>>>>>

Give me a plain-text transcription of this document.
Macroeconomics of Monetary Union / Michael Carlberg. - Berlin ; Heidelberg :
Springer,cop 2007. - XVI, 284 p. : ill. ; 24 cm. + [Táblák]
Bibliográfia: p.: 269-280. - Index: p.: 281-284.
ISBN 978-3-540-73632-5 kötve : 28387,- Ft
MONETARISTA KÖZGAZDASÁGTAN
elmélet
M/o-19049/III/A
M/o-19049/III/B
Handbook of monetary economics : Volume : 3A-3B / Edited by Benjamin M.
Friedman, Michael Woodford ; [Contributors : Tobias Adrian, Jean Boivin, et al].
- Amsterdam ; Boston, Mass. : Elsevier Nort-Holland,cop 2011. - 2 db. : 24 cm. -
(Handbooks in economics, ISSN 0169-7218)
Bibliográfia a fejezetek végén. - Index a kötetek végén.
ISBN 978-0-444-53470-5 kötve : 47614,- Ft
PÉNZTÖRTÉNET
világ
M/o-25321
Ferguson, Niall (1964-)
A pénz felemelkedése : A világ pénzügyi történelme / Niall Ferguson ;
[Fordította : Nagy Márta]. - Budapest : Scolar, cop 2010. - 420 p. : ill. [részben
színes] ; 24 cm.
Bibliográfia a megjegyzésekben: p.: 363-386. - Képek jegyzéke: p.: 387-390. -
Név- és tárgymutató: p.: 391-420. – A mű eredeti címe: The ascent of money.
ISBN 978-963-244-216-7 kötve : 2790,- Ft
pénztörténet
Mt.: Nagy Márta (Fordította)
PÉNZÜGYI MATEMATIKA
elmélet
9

<<<<<

EXERCISE DIRECTIONS: Find all the lines containing "kötve" in the material, then copy them.

SOLUTION:
ISBN 978-3-540-73632-5 kötve : 28387,- Ft
ISBN 978-0-444-53470-5 kötve : 47614,- Ft
ISBN 978-963-244-216-7 kötve : 2790,- Ft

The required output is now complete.